### TRECHO DA FONTE

O 12 DE JUNHO DE 2019
No dia 12 de junho, Fux adentrou a sala do lanche do STF esbaforido e meio transtornado. O programa “O É da Coisa”, que ancoro na BandNews FM, tinha acabado de levar ao ar um diálogo do procurador Deltan Dallangol, coordenador da Lava Jato, com o então juiz Sérgio Moro, ocorrido no dia 11 de abril de 2016. Na conversa, Dallagnol dizia a Moro que estivera havia pouco com Fux, que este criticara o ministro Teori Zavaski, relator do petrolão no Supremo, por ter repreendido o juiz — que havia grampeado e divulgado ilegalmente conversa entre a então presidente Dilma e Lula; que Moro fizera muito bem em ter respondido ao ministro e que a Lava Jato poderia contar com ele.
Na sequência, Dallagnol tira o sarro de Fux, tratando-o com certo desdém cômico, e Moro encerra o diálogo com um irônico “In Fux we trust” — “Nós confiamos/acreditamos em Fux”. Ou por outra: por alguma razão, a turma considerava que Fux estava no papo.

######
### TRECHO DA LISTAGEM

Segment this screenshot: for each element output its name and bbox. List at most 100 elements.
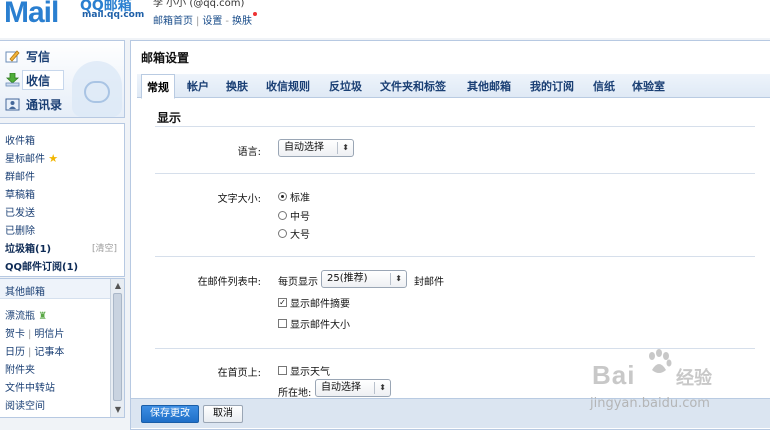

######

# OBJETIVO DECLARADO 1
Responda, com base no texto sobre o diálogo entre Dallagnol e Moro:
(a) Em que programa e em qual emissora o diálogo foi levado ao ar?
(b) Em que data ocorreu a conversa entre Dallagnol e Moro?
(c) Com que frase Moro encerra o diálogo?
# OBJETIVO DECLARADO 2
Dê continuidade ao texto sobre o diálogo entre Dallagnol e Moro, começando logo após a última frase apresentada.

# RESULTADO DA TAREFA 1
(a) No programa "O É da Coisa", na BandNews FM.
(b) Em 11 de abril de 2016.
(c) Com a frase "In Fux we trust".

# RESULTADO DA TAREFA 2
XINGANDO DALLAGNOL
Pois bem… Tão logo levei a conversa ao ar, o ministro largou seus afazeres e foi ao encontro de seus colegas na sala de lanche. Na presença de cinco outros ministros e de funcionários do Supremo — e ele sabe ser isto verdade —, xingou Dallagnol, apelando àquela desqualificação que atinge a genitora do agravado: “É mentira! Eu nunca conversei com este…” No lugar das reticências, a tal ofensa.
Para lembrar: Dallagnol fala em suposta adulteração de diálogo, de que não há a menor evidência até agora. Moro nem confirma nem nega a sua existência. O agora ministro da Justiça, no entanto, já disse que não vê nada de errado em dizer que confia num membro do Supremo. É claro que ele não é sonso. Se parecesse, seria fingimento.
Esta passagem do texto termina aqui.